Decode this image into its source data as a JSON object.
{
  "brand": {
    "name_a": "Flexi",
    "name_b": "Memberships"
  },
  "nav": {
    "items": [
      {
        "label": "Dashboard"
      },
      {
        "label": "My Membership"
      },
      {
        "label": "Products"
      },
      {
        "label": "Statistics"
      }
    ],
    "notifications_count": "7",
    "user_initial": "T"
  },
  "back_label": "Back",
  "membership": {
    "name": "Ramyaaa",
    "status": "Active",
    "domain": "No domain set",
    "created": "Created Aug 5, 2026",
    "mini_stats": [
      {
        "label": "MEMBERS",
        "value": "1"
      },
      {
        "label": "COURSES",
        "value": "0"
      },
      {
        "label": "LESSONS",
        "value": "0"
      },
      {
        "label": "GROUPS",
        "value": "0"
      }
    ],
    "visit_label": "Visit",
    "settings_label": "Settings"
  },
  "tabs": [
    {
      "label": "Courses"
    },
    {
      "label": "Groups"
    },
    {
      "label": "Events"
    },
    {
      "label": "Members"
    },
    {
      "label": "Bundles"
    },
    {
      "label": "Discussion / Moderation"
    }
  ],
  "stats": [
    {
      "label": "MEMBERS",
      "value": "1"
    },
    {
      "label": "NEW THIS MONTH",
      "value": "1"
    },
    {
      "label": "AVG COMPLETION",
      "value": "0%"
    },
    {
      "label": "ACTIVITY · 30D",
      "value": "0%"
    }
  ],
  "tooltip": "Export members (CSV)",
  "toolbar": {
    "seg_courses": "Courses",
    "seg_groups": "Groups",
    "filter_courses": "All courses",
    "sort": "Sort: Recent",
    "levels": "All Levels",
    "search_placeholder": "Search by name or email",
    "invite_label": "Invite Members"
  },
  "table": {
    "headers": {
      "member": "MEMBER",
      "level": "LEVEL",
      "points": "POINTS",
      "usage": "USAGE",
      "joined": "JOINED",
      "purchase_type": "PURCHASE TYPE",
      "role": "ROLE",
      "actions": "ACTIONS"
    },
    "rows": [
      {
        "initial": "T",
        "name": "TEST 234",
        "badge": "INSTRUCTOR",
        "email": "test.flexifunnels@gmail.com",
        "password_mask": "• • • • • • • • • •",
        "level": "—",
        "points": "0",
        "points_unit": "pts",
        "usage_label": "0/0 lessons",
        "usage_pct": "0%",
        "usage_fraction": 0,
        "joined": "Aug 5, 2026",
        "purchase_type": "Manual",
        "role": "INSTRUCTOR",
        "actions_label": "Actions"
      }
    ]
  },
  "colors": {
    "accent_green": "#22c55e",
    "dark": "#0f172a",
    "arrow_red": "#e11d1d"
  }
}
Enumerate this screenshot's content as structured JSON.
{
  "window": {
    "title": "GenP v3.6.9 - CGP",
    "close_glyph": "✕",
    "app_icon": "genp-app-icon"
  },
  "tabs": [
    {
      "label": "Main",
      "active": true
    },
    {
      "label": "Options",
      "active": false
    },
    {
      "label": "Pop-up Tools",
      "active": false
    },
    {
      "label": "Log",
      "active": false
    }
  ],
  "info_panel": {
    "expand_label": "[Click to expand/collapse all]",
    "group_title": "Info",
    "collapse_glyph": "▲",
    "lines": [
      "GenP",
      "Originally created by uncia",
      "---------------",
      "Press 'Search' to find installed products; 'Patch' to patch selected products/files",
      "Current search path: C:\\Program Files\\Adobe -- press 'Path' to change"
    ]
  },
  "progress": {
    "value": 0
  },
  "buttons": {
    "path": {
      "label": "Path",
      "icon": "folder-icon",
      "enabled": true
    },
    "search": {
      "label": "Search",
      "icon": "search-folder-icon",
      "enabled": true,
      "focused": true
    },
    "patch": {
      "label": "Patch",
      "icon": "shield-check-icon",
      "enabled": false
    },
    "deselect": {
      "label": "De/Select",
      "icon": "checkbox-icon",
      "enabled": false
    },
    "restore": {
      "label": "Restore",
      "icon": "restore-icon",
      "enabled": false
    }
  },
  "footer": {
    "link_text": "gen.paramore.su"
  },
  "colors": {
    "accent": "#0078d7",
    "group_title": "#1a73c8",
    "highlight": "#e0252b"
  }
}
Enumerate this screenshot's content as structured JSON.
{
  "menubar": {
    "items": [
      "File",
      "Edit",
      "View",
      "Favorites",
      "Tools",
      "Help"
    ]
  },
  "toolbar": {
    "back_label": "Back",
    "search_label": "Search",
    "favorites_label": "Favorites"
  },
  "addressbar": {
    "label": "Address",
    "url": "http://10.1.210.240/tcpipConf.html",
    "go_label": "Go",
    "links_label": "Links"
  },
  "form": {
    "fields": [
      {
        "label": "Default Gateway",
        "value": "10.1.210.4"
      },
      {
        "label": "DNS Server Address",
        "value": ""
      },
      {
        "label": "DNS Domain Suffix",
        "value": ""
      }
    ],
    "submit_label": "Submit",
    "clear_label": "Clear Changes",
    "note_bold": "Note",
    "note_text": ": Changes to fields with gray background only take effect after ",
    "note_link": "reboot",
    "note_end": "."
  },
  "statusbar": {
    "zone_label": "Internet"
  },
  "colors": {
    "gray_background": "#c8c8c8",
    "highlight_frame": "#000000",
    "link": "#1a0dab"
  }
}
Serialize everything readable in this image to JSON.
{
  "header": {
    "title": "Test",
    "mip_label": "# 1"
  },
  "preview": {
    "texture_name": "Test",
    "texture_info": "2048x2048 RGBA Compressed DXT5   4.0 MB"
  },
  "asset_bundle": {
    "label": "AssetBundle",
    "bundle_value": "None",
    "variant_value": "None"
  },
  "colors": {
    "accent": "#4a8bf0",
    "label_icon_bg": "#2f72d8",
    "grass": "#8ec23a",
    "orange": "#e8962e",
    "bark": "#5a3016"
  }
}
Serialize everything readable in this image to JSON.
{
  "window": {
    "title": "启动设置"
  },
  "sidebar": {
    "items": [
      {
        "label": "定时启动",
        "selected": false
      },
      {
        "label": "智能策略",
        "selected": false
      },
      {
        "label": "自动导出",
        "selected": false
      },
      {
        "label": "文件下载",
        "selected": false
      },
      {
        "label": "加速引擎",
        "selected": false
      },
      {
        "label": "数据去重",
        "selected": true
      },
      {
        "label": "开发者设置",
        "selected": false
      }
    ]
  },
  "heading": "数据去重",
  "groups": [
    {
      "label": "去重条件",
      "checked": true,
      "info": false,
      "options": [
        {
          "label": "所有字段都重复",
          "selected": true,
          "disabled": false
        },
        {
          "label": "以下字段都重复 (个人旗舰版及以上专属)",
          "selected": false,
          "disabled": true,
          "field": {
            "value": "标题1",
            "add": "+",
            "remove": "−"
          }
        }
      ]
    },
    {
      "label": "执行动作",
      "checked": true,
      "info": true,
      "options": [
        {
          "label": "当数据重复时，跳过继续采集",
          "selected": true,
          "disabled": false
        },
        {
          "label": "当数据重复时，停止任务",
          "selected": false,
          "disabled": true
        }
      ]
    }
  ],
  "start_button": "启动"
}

→ **WORK INSTRUCTIONS**: Copy out the whole listing exactly.

→ **TASK ANSWER**:
Decode this image into its source data as a JSON object.
{
  "brand": {
    "name_a": "Flexi",
    "name_b": "Memberships"
  },
  "nav": {
    "items": [
      {
        "label": "Dashboard"
      },
      {
        "label": "My Membership"
      },
      {
        "label": "Products"
      },
      {
        "label": "Statistics"
      }
    ],
    "notifications_count": "7",
    "user_initial": "T"
  },
  "back_label": "Back",
  "membership": {
    "name": "Ramyaaa",
    "status": "Active",
    "domain": "No domain set",
    "created": "Created Aug 5, 2026",
    "mini_stats": [
      {
        "label": "MEMBERS",
        "value": "1"
      },
      {
        "label": "COURSES",
        "value": "0"
      },
      {
        "label": "LESSONS",
        "value": "0"
      },
      {
        "label": "GROUPS",
        "value": "0"
      }
    ],
    "visit_label": "Visit",
    "settings_label": "Settings"
  },
  "tabs": [
    {
      "label": "Courses"
    },
    {
      "label": "Groups"
    },
    {
      "label": "Events"
    },
    {
      "label": "Members"
    },
    {
      "label": "Bundles"
    },
    {
      "label": "Discussion / Moderation"
    }
  ],
  "stats": [
    {
      "label": "MEMBERS",
      "value": "1"
    },
    {
      "label": "NEW THIS MONTH",
      "value": "1"
    },
    {
      "label": "AVG COMPLETION",
      "value": "0%"
    },
    {
      "label": "ACTIVITY · 30D",
      "value": "0%"
    }
  ],
  "tooltip": "Export members (CSV)",
  "toolbar": {
    "seg_courses": "Courses",
    "seg_groups": "Groups",
    "filter_courses": "All courses",
    "sort": "Sort: Recent",
    "levels": "All Levels",
    "search_placeholder": "Search by name or email",
    "invite_label": "Invite Members"
  },
  "table": {
    "headers": {
      "member": "MEMBER",
      "level": "LEVEL",
      "points": "POINTS",
      "usage": "USAGE",
      "joined": "JOINED",
      "purchase_type": "PURCHASE TYPE",
      "role": "ROLE",
      "actions": "ACTIONS"
    },
    "rows": [
      {
        "initial": "T",
        "name": "TEST 234",
        "badge": "INSTRUCTOR",
        "email": "test.flexifunnels@gmail.com",
        "password_mask": "• • • • • • • • • •",
        "level": "—",
        "points": "0",
        "points_unit": "pts",
        "usage_label": "0/0 lessons",
        "usage_pct": "0%",
        "usage_fraction": 0,
        "joined": "Aug 5, 2026",
        "purchase_type": "Manual",
        "role": "INSTRUCTOR",
        "actions_label": "Actions"
      }
    ]
  },
  "colors": {
    "accent_green": "#22c55e",
    "dark": "#0f172a",
    "arrow_red": "#e11d1d"
  }
}
Enumerate this screenshot's content as structured JSON.
{
  "window": {
    "title": "GenP v3.6.9 - CGP",
    "close_glyph": "✕",
    "app_icon": "genp-app-icon"
  },
  "tabs": [
    {
      "label": "Main",
      "active": true
    },
    {
      "label": "Options",
      "active": false
    },
    {
      "label": "Pop-up Tools",
      "active": false
    },
    {
      "label": "Log",
      "active": false
    }
  ],
  "info_panel": {
    "expand_label": "[Click to expand/collapse all]",
    "group_title": "Info",
    "collapse_glyph": "▲",
    "lines": [
      "GenP",
      "Originally created by uncia",
      "---------------",
      "Press 'Search' to find installed products; 'Patch' to patch selected products/files",
      "Current search path: C:\\Program Files\\Adobe -- press 'Path' to change"
    ]
  },
  "progress": {
    "value": 0
  },
  "buttons": {
    "path": {
      "label": "Path",
      "icon": "folder-icon",
      "enabled": true
    },
    "search": {
      "label": "Search",
      "icon": "search-folder-icon",
      "enabled": true,
      "focused": true
    },
    "patch": {
      "label": "Patch",
      "icon": "shield-check-icon",
      "enabled": false
    },
    "deselect": {
      "label": "De/Select",
      "icon": "checkbox-icon",
      "enabled": false
    },
    "restore": {
      "label": "Restore",
      "icon": "restore-icon",
      "enabled": false
    }
  },
  "footer": {
    "link_text": "gen.paramore.su"
  },
  "colors": {
    "accent": "#0078d7",
    "group_title": "#1a73c8",
    "highlight": "#e0252b"
  }
}
Enumerate this screenshot's content as structured JSON.
{
  "menubar": {
    "items": [
      "File",
      "Edit",
      "View",
      "Favorites",
      "Tools",
      "Help"
    ]
  },
  "toolbar": {
    "back_label": "Back",
    "search_label": "Search",
    "favorites_label": "Favorites"
  },
  "addressbar": {
    "label": "Address",
    "url": "http://10.1.210.240/tcpipConf.html",
    "go_label": "Go",
    "links_label": "Links"
  },
  "form": {
    "fields": [
      {
        "label": "Default Gateway",
        "value": "10.1.210.4"
      },
      {
        "label": "DNS Server Address",
        "value": ""
      },
      {
        "label": "DNS Domain Suffix",
        "value": ""
      }
    ],
    "submit_label": "Submit",
    "clear_label": "Clear Changes",
    "note_bold": "Note",
    "note_text": ": Changes to fields with gray background only take effect after ",
    "note_link": "reboot",
    "note_end": "."
  },
  "statusbar": {
    "zone_label": "Internet"
  },
  "colors": {
    "gray_background": "#c8c8c8",
    "highlight_frame": "#000000",
    "link": "#1a0dab"
  }
}
Serialize everything readable in this image to JSON.
{
  "header": {
    "title": "Test",
    "mip_label": "# 1"
  },
  "preview": {
    "texture_name": "Test",
    "texture_info": "2048x2048 RGBA Compressed DXT5   4.0 MB"
  },
  "asset_bundle": {
    "label": "AssetBundle",
    "bundle_value": "None",
    "variant_value": "None"
  },
  "colors": {
    "accent": "#4a8bf0",
    "label_icon_bg": "#2f72d8",
    "grass": "#8ec23a",
    "orange": "#e8962e",
    "bark": "#5a3016"
  }
}
Serialize everything readable in this image to JSON.
{
  "window": {
    "title": "启动设置"
  },
  "sidebar": {
    "items": [
      {
        "label": "定时启动",
        "selected": false
      },
      {
        "label": "智能策略",
        "selected": false
      },
      {
        "label": "自动导出",
        "selected": false
      },
      {
        "label": "文件下载",
        "selected": false
      },
      {
        "label": "加速引擎",
        "selected": false
      },
      {
        "label": "数据去重",
        "selected": true
      },
      {
        "label": "开发者设置",
        "selected": false
      }
    ]
  },
  "heading": "数据去重",
  "groups": [
    {
      "label": "去重条件",
      "checked": true,
      "info": false,
      "options": [
        {
          "label": "所有字段都重复",
          "selected": true,
          "disabled": false
        },
        {
          "label": "以下字段都重复 (个人旗舰版及以上专属)",
          "selected": false,
          "disabled": true,
          "field": {
            "value": "标题1",
            "add": "+",
            "remove": "−"
          }
        }
      ]
    },
    {
      "label": "执行动作",
      "checked": true,
      "info": true,
      "options": [
        {
          "label": "当数据重复时，跳过继续采集",
          "selected": true,
          "disabled": false
        },
        {
          "label": "当数据重复时，停止任务",
          "selected": false,
          "disabled": true
        }
      ]
    }
  ],
  "start_button": "启动"
}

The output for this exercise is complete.